**TASK INSTRUCTIONS:**
How many lines hold the string "name"? Reply with the number alone.
— START RECORDS SHOWN —
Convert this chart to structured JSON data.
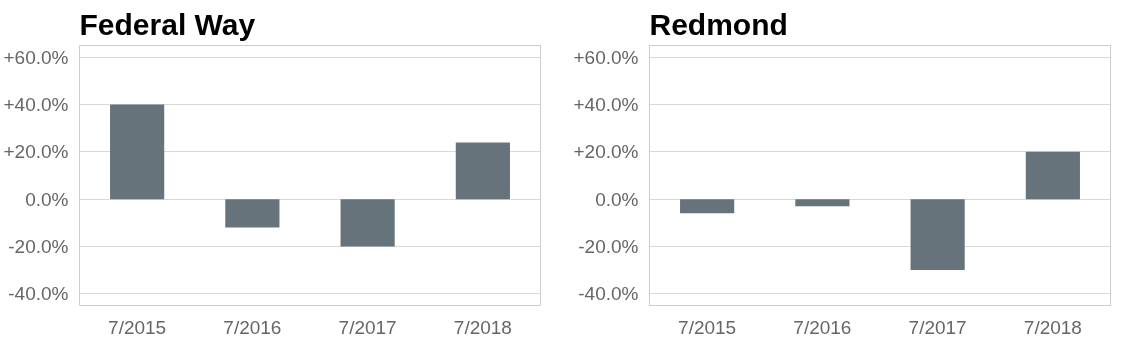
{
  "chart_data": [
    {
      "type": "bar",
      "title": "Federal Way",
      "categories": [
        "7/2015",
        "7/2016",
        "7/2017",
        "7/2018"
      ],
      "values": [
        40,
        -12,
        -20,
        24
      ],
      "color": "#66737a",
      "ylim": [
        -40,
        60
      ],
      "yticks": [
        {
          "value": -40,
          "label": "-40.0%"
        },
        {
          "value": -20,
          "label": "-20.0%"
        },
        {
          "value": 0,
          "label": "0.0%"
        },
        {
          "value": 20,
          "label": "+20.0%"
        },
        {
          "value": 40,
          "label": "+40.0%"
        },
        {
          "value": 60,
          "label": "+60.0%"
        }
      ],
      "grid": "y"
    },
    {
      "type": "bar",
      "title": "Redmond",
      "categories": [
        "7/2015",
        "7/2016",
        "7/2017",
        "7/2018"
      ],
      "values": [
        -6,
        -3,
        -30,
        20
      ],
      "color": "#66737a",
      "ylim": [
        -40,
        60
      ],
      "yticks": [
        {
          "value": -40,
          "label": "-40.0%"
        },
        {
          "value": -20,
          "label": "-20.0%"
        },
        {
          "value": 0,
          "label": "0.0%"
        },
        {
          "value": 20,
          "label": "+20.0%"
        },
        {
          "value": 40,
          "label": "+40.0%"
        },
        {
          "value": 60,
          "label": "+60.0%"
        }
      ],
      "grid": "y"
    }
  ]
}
— END RECORDS SHOWN —
— START RECORDS SHOWN —
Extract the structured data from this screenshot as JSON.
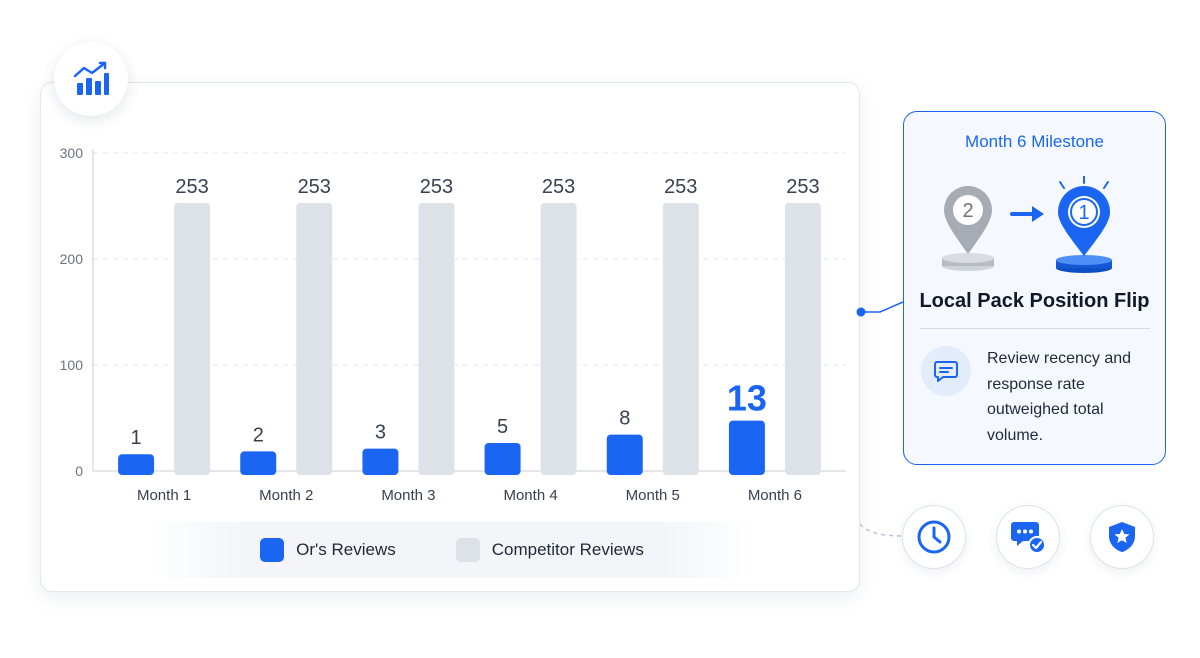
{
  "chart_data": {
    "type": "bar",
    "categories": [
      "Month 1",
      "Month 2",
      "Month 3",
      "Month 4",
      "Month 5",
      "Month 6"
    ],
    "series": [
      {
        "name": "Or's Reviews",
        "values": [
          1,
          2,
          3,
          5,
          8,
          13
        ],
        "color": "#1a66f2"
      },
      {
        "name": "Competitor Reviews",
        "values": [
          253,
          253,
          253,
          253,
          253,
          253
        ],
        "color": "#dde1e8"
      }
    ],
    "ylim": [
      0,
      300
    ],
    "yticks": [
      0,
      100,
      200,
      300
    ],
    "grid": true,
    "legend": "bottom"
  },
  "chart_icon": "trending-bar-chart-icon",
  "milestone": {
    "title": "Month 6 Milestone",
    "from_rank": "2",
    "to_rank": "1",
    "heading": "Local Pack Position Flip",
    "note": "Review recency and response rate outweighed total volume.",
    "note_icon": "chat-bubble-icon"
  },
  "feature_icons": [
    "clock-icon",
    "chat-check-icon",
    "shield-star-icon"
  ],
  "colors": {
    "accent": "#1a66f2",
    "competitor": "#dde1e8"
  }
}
— END RECORDS SHOWN —
— START RECORDS SHOWN —
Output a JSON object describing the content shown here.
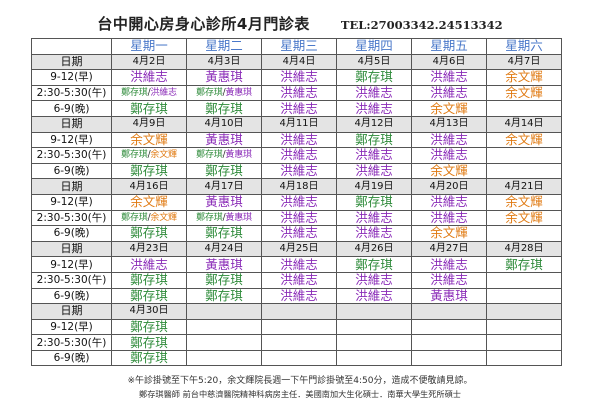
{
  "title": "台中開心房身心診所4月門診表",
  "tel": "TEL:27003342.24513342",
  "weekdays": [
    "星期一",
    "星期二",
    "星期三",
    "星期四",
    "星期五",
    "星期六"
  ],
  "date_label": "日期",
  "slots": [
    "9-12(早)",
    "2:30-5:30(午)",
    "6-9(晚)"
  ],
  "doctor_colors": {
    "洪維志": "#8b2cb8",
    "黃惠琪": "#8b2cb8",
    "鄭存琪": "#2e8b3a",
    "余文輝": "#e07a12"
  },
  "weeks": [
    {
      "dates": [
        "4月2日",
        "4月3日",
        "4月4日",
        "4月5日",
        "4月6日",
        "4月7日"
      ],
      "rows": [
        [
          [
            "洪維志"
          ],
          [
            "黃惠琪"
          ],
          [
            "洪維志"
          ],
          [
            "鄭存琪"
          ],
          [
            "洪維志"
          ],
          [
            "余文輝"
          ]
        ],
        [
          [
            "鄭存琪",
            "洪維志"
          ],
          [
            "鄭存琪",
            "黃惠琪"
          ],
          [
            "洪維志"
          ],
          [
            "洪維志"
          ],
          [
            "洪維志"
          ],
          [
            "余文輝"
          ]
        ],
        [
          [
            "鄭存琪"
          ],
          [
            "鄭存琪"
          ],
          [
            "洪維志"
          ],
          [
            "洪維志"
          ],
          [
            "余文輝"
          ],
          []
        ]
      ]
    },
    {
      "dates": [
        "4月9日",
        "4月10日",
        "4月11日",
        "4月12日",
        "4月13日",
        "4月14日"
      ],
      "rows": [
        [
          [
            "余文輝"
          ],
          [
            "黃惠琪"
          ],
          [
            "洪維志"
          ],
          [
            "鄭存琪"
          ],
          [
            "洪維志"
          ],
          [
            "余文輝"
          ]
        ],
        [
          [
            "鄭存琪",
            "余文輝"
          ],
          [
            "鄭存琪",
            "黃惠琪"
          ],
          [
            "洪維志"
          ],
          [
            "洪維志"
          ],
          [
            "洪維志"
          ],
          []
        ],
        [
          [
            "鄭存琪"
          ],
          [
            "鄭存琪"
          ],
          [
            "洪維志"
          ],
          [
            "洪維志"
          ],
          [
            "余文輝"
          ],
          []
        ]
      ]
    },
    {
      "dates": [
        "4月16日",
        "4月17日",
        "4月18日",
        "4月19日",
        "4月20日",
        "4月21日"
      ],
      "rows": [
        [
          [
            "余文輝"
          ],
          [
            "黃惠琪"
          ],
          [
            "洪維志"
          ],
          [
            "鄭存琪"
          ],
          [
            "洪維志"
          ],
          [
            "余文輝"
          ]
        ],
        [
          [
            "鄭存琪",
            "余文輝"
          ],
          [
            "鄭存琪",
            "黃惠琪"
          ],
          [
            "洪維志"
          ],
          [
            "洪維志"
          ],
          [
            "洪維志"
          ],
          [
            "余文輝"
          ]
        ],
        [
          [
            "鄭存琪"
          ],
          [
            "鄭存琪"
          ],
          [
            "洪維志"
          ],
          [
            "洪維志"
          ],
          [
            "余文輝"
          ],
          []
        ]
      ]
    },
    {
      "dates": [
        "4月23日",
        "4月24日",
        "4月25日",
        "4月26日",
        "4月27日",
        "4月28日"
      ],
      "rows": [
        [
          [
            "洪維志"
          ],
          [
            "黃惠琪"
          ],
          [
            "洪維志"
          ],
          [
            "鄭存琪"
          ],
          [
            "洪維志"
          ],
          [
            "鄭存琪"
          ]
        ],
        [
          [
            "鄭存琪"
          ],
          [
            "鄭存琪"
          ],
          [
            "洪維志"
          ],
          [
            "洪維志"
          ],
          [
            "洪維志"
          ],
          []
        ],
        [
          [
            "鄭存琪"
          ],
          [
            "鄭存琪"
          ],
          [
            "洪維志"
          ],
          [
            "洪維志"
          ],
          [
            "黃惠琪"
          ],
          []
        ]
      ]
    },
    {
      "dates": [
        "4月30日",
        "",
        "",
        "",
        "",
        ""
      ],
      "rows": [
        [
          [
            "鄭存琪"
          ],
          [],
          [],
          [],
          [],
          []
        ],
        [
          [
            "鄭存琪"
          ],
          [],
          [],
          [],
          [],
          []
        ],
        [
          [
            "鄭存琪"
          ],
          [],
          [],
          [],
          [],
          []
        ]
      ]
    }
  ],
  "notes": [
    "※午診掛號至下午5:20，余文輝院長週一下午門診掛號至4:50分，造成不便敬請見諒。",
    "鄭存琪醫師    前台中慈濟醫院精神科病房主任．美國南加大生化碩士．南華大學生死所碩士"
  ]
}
— END RECORDS SHOWN —
**CORRECT RESPONSE:**
2